-- Written exercise --
The listing beneath should be written out in full, exactly as shown.

- - - -

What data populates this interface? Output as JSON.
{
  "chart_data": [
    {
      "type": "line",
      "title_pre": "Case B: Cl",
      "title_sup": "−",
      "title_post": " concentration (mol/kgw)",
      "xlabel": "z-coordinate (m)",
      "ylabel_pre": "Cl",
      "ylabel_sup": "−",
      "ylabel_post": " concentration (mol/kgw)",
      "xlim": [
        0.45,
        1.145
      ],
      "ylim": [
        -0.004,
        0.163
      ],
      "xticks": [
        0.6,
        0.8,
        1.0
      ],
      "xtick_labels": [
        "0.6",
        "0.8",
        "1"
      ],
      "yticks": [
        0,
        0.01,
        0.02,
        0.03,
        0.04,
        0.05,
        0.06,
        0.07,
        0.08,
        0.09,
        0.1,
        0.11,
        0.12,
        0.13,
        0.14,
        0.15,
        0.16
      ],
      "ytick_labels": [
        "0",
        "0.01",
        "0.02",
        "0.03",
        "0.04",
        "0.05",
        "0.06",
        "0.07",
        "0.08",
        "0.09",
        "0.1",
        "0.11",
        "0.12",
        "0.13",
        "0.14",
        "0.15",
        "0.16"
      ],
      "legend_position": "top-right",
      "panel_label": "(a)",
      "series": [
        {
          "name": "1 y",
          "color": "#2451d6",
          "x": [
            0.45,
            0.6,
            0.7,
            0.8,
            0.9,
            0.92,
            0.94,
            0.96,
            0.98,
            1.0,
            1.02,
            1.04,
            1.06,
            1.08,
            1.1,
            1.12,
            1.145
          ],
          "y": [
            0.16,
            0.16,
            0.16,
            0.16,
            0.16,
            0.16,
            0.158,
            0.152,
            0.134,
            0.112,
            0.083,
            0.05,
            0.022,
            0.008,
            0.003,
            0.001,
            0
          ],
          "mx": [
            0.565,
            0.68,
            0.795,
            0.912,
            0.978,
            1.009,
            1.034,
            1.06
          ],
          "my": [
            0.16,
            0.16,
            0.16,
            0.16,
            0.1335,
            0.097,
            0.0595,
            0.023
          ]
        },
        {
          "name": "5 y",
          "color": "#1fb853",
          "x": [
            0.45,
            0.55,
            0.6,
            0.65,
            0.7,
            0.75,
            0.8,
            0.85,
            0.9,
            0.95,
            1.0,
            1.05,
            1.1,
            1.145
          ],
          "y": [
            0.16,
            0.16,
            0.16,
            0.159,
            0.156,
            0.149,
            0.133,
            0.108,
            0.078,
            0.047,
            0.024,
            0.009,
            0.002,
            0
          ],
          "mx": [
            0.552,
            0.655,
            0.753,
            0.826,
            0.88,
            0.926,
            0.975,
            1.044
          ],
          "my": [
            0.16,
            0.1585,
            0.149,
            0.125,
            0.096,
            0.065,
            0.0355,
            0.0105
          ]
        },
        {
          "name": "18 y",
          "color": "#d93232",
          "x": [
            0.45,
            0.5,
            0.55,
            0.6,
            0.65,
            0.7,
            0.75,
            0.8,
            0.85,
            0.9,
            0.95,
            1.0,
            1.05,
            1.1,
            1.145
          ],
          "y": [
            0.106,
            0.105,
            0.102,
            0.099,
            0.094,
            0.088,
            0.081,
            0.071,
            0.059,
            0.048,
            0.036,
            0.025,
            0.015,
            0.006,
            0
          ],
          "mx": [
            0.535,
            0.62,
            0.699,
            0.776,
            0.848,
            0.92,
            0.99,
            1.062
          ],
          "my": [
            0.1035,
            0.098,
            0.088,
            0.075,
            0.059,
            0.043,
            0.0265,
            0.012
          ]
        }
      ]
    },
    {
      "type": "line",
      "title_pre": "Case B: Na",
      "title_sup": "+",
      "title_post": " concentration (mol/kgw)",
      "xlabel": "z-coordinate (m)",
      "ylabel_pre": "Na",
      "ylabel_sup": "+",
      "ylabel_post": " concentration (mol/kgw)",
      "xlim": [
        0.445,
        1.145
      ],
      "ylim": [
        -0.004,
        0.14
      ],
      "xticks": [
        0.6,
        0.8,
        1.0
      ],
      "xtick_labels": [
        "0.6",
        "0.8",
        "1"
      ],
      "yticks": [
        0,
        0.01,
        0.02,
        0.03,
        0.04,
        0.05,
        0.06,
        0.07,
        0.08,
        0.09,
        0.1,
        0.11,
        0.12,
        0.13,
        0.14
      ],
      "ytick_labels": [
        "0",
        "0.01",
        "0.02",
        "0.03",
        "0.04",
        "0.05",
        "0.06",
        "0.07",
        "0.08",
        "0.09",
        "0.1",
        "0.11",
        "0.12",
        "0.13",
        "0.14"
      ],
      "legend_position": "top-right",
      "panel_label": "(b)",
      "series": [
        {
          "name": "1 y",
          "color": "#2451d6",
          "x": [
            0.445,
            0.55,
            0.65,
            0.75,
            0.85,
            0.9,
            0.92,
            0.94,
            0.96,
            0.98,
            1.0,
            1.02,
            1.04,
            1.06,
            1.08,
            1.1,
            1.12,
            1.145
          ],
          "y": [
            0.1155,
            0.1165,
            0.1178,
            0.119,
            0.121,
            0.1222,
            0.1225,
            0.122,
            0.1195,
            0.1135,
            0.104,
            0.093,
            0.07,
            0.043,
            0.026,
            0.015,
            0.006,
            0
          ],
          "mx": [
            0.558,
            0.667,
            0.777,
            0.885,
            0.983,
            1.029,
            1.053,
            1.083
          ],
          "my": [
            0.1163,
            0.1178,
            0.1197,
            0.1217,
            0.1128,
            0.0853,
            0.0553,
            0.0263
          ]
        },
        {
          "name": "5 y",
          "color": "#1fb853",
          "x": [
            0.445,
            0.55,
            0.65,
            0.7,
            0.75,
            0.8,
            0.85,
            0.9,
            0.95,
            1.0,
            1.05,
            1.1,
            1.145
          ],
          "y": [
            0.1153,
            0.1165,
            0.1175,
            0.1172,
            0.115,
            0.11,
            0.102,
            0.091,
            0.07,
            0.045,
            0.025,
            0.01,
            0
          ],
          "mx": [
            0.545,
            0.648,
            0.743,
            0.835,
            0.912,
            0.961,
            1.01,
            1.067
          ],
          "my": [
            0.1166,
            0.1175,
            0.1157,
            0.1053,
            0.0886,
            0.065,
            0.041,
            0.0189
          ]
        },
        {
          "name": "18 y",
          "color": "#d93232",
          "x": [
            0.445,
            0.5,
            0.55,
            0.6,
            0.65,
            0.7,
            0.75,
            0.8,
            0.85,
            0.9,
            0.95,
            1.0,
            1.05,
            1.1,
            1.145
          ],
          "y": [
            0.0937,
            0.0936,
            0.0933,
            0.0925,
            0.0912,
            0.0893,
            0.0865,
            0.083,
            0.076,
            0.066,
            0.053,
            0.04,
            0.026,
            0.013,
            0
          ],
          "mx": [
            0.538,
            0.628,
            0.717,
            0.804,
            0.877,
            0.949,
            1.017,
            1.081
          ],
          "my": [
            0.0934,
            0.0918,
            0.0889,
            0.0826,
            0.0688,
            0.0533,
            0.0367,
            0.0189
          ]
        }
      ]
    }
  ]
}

- - - -

-- Final result --
What data populates this interface? Output as JSON.
{
  "chart_data": [
    {
      "type": "line",
      "title_pre": "Case B: Cl",
      "title_sup": "−",
      "title_post": " concentration (mol/kgw)",
      "xlabel": "z-coordinate (m)",
      "ylabel_pre": "Cl",
      "ylabel_sup": "−",
      "ylabel_post": " concentration (mol/kgw)",
      "xlim": [
        0.45,
        1.145
      ],
      "ylim": [
        -0.004,
        0.163
      ],
      "xticks": [
        0.6,
        0.8,
        1.0
      ],
      "xtick_labels": [
        "0.6",
        "0.8",
        "1"
      ],
      "yticks": [
        0,
        0.01,
        0.02,
        0.03,
        0.04,
        0.05,
        0.06,
        0.07,
        0.08,
        0.09,
        0.1,
        0.11,
        0.12,
        0.13,
        0.14,
        0.15,
        0.16
      ],
      "ytick_labels": [
        "0",
        "0.01",
        "0.02",
        "0.03",
        "0.04",
        "0.05",
        "0.06",
        "0.07",
        "0.08",
        "0.09",
        "0.1",
        "0.11",
        "0.12",
        "0.13",
        "0.14",
        "0.15",
        "0.16"
      ],
      "legend_position": "top-right",
      "panel_label": "(a)",
      "series": [
        {
          "name": "1 y",
          "color": "#2451d6",
          "x": [
            0.45,
            0.6,
            0.7,
            0.8,
            0.9,
            0.92,
            0.94,
            0.96,
            0.98,
            1.0,
            1.02,
            1.04,
            1.06,
            1.08,
            1.1,
            1.12,
            1.145
          ],
          "y": [
            0.16,
            0.16,
            0.16,
            0.16,
            0.16,
            0.16,
            0.158,
            0.152,
            0.134,
            0.112,
            0.083,
            0.05,
            0.022,
            0.008,
            0.003,
            0.001,
            0
          ],
          "mx": [
            0.565,
            0.68,
            0.795,
            0.912,
            0.978,
            1.009,
            1.034,
            1.06
          ],
          "my": [
            0.16,
            0.16,
            0.16,
            0.16,
            0.1335,
            0.097,
            0.0595,
            0.023
          ]
        },
        {
          "name": "5 y",
          "color": "#1fb853",
          "x": [
            0.45,
            0.55,
            0.6,
            0.65,
            0.7,
            0.75,
            0.8,
            0.85,
            0.9,
            0.95,
            1.0,
            1.05,
            1.1,
            1.145
          ],
          "y": [
            0.16,
            0.16,
            0.16,
            0.159,
            0.156,
            0.149,
            0.133,
            0.108,
            0.078,
            0.047,
            0.024,
            0.009,
            0.002,
            0
          ],
          "mx": [
            0.552,
            0.655,
            0.753,
            0.826,
            0.88,
            0.926,
            0.975,
            1.044
          ],
          "my": [
            0.16,
            0.1585,
            0.149,
            0.125,
            0.096,
            0.065,
            0.0355,
            0.0105
          ]
        },
        {
          "name": "18 y",
          "color": "#d93232",
          "x": [
            0.45,
            0.5,
            0.55,
            0.6,
            0.65,
            0.7,
            0.75,
            0.8,
            0.85,
            0.9,
            0.95,
            1.0,
            1.05,
            1.1,
            1.145
          ],
          "y": [
            0.106,
            0.105,
            0.102,
            0.099,
            0.094,
            0.088,
            0.081,
            0.071,
            0.059,
            0.048,
            0.036,
            0.025,
            0.015,
            0.006,
            0
          ],
          "mx": [
            0.535,
            0.62,
            0.699,
            0.776,
            0.848,
            0.92,
            0.99,
            1.062
          ],
          "my": [
            0.1035,
            0.098,
            0.088,
            0.075,
            0.059,
            0.043,
            0.0265,
            0.012
          ]
        }
      ]
    },
    {
      "type": "line",
      "title_pre": "Case B: Na",
      "title_sup": "+",
      "title_post": " concentration (mol/kgw)",
      "xlabel": "z-coordinate (m)",
      "ylabel_pre": "Na",
      "ylabel_sup": "+",
      "ylabel_post": " concentration (mol/kgw)",
      "xlim": [
        0.445,
        1.145
      ],
      "ylim": [
        -0.004,
        0.14
      ],
      "xticks": [
        0.6,
        0.8,
        1.0
      ],
      "xtick_labels": [
        "0.6",
        "0.8",
        "1"
      ],
      "yticks": [
        0,
        0.01,
        0.02,
        0.03,
        0.04,
        0.05,
        0.06,
        0.07,
        0.08,
        0.09,
        0.1,
        0.11,
        0.12,
        0.13,
        0.14
      ],
      "ytick_labels": [
        "0",
        "0.01",
        "0.02",
        "0.03",
        "0.04",
        "0.05",
        "0.06",
        "0.07",
        "0.08",
        "0.09",
        "0.1",
        "0.11",
        "0.12",
        "0.13",
        "0.14"
      ],
      "legend_position": "top-right",
      "panel_label": "(b)",
      "series": [
        {
          "name": "1 y",
          "color": "#2451d6",
          "x": [
            0.445,
            0.55,
            0.65,
            0.75,
            0.85,
            0.9,
            0.92,
            0.94,
            0.96,
            0.98,
            1.0,
            1.02,
            1.04,
            1.06,
            1.08,
            1.1,
            1.12,
            1.145
          ],
          "y": [
            0.1155,
            0.1165,
            0.1178,
            0.119,
            0.121,
            0.1222,
            0.1225,
            0.122,
            0.1195,
            0.1135,
            0.104,
            0.093,
            0.07,
            0.043,
            0.026,
            0.015,
            0.006,
            0
          ],
          "mx": [
            0.558,
            0.667,
            0.777,
            0.885,
            0.983,
            1.029,
            1.053,
            1.083
          ],
          "my": [
            0.1163,
            0.1178,
            0.1197,
            0.1217,
            0.1128,
            0.0853,
            0.0553,
            0.0263
          ]
        },
        {
          "name": "5 y",
          "color": "#1fb853",
          "x": [
            0.445,
            0.55,
            0.65,
            0.7,
            0.75,
            0.8,
            0.85,
            0.9,
            0.95,
            1.0,
            1.05,
            1.1,
            1.145
          ],
          "y": [
            0.1153,
            0.1165,
            0.1175,
            0.1172,
            0.115,
            0.11,
            0.102,
            0.091,
            0.07,
            0.045,
            0.025,
            0.01,
            0
          ],
          "mx": [
            0.545,
            0.648,
            0.743,
            0.835,
            0.912,
            0.961,
            1.01,
            1.067
          ],
          "my": [
            0.1166,
            0.1175,
            0.1157,
            0.1053,
            0.0886,
            0.065,
            0.041,
            0.0189
          ]
        },
        {
          "name": "18 y",
          "color": "#d93232",
          "x": [
            0.445,
            0.5,
            0.55,
            0.6,
            0.65,
            0.7,
            0.75,
            0.8,
            0.85,
            0.9,
            0.95,
            1.0,
            1.05,
            1.1,
            1.145
          ],
          "y": [
            0.0937,
            0.0936,
            0.0933,
            0.0925,
            0.0912,
            0.0893,
            0.0865,
            0.083,
            0.076,
            0.066,
            0.053,
            0.04,
            0.026,
            0.013,
            0
          ],
          "mx": [
            0.538,
            0.628,
            0.717,
            0.804,
            0.877,
            0.949,
            1.017,
            1.081
          ],
          "my": [
            0.0934,
            0.0918,
            0.0889,
            0.0826,
            0.0688,
            0.0533,
            0.0367,
            0.0189
          ]
        }
      ]
    }
  ]
}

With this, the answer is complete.